Which lines contain the string "labels"? Please list every one of them.

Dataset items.
= = =

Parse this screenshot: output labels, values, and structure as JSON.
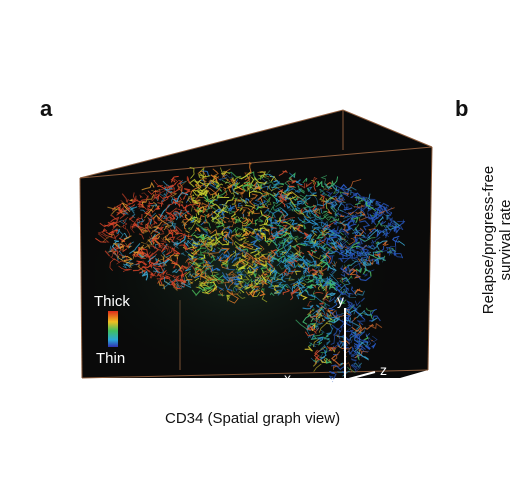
{
  "panels": {
    "a": {
      "letter": "a"
    },
    "b": {
      "letter": "b",
      "ylabel_line1": "Relapse/progress-free",
      "ylabel_line2": "survival rate"
    }
  },
  "figure": {
    "caption": "CD34 (Spatial graph view)",
    "colorbar": {
      "top_label": "Thick",
      "bottom_label": "Thin"
    },
    "axes": {
      "x": "x",
      "y": "y",
      "z": "z"
    },
    "colors": {
      "background": "#0a0a0a",
      "box_edge": "#8a5a3a",
      "thick": "#e03020",
      "mid": "#d8d020",
      "thin": "#2840c8"
    }
  }
}
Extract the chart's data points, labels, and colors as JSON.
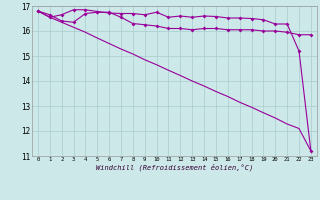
{
  "xlabel": "Windchill (Refroidissement éolien,°C)",
  "x": [
    0,
    1,
    2,
    3,
    4,
    5,
    6,
    7,
    8,
    9,
    10,
    11,
    12,
    13,
    14,
    15,
    16,
    17,
    18,
    19,
    20,
    21,
    22,
    23
  ],
  "line1": [
    16.8,
    16.65,
    16.4,
    16.35,
    16.7,
    16.75,
    16.75,
    16.55,
    16.3,
    16.25,
    16.2,
    16.1,
    16.1,
    16.05,
    16.1,
    16.1,
    16.05,
    16.05,
    16.05,
    16.0,
    16.0,
    15.95,
    15.85,
    15.85
  ],
  "line2": [
    16.8,
    16.55,
    16.65,
    16.85,
    16.85,
    16.78,
    16.72,
    16.7,
    16.7,
    16.65,
    16.75,
    16.55,
    16.6,
    16.55,
    16.6,
    16.58,
    16.52,
    16.52,
    16.5,
    16.45,
    16.28,
    16.28,
    15.2,
    11.2
  ],
  "line3": [
    16.8,
    16.55,
    16.35,
    16.15,
    15.95,
    15.72,
    15.5,
    15.28,
    15.08,
    14.85,
    14.65,
    14.43,
    14.22,
    14.0,
    13.8,
    13.58,
    13.38,
    13.15,
    12.95,
    12.73,
    12.52,
    12.28,
    12.1,
    11.2
  ],
  "line_color": "#990099",
  "bg_color": "#cce8e8",
  "grid_color": "#a8cccc",
  "ylim": [
    11,
    17
  ],
  "yticks": [
    11,
    12,
    13,
    14,
    15,
    16,
    17
  ],
  "xticks": [
    0,
    1,
    2,
    3,
    4,
    5,
    6,
    7,
    8,
    9,
    10,
    11,
    12,
    13,
    14,
    15,
    16,
    17,
    18,
    19,
    20,
    21,
    22,
    23
  ]
}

= = =

EXERCISE RESPONSE.
Parse this screenshot: output labels, values, and structure as JSON.
Extract the chart's data points, labels, and colors as JSON.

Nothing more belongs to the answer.